DOCUMENT SECTION:
With over 70 informational sessions to choose from, over 80 expert speakers, and over 800 breast health professionals from the U.S., Canada, and Europe in attendance, 4Women.com was honored to be part of the National Consortium of Breast Centers (NCBC) 21st Annual Breast Center Conference. We were especially pleased to be part of a larger contingent of women representing Sarasota, FL at the conference - Marie Borsellino, Sarasota Memorial Hospital (SMH) Breast Patient Navigator, Cristi Radford, Certified Genetic Counselor at SMH, and Breast Investigators, Angela Long and Sherry Cushing. Ironically, the conference took place in the very smokey Planet Hollywood hotel of Las Vegas, where we all certainly inhaled a hefty amount of second hand smoke!
Cigarette smoke-induced red eyes and hoarse voices aside, this was a fabulous opportunity for 4Women.com to reach breast care navigators and breast health professionals at all administrative levels with our message. Rest assured, these folks desperately want to provide their patients with more options, more emotional support, and a more personalized form of patient care. As an Exhibitor, 4Women.com was there to exchange ideas and explain what we do and why do it to the conference attendees as they circulated during their breaks. This conference is an important venue and destination for breast health professionals seeking additional accreditations. In addition to attending informational sessions and hearing expert speakers, many of the attendees were taking their accreditation exams. They seemed relieved to happen upon our booth where we could discuss the human and emotional side of patient care while they unwound from their exams.
Among the long list of expert speakers was a conversation about the newest recommendations that women postpone annual mammograms until age 50 between Ned Calonge, Chairman of the U.S. Preventative Services Task Force (USPSTF) and Dr. Jay R. Parikh, past President of the NCBC. Dr. Calonge reportedly acknowledged that the USPSTF’s recommendations (which 4Women blogged about here) were not communicated as effectively as they could have been. He also reportedly stated that the task force was not aware that the health care reform bill was going to be passed and how as a result, their recommendations would impact coverage decisions by Medicare and private insurers.

WHAT THIS TASK INVOLVES: Pick up the breast center conference post after its last sentence and write what comes next.

SOURCE MATERIAL:

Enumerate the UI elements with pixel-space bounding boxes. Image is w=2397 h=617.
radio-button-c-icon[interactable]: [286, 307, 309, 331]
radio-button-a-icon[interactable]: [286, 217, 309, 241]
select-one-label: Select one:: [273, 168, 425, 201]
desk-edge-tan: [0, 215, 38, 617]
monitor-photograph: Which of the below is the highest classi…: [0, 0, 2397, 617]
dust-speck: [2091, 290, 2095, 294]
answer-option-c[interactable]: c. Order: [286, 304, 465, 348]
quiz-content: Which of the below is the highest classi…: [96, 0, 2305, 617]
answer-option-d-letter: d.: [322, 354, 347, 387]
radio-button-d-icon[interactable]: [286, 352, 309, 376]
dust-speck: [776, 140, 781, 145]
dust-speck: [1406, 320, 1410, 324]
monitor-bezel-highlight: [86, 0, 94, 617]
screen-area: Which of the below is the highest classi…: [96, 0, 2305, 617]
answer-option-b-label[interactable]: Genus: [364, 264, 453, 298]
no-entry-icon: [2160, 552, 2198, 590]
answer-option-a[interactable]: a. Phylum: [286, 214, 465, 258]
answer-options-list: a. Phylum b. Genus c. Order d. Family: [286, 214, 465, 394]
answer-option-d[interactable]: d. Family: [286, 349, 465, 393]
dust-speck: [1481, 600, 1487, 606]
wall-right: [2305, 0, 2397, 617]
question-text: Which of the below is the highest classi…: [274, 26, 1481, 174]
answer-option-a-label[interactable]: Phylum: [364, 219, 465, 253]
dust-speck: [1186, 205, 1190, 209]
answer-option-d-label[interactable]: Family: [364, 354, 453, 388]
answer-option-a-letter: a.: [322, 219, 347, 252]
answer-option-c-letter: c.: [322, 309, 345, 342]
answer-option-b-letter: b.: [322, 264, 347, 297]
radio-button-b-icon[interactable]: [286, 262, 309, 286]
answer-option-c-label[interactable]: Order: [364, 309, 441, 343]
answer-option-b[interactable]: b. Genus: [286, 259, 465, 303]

RESPONSE AREA:
What was so evident at this conference was that the women that provide our breast health services sincerely want to do more for their patients. We met breast care navigators from just about every state in the U.S., including Alaska and Hawaii, as well as Ireland, Guam and Puerto Rico, and from Canada. We were so pleased to find that they not only were aware of the emotional side of cancer treatment and associated appearance changes, they seemed incredibly hungry for more informational resources and support materials. We were there to fill just that niche by sharing and distributing our ‘Anticipatory Coping’ trifold brochure, which gives a synopsis of our up-coming article in the June 2011 issue of the Clinical Journal of Oncology Nursing.
We established many new connections at the NCBC conference that will better enable us to influence the breast cancer care that women receive, injecting our messages of patient empowerment with anticipatory coping resources and emotional support for women facing chemo-induced hair loss and other drastic appearance changes.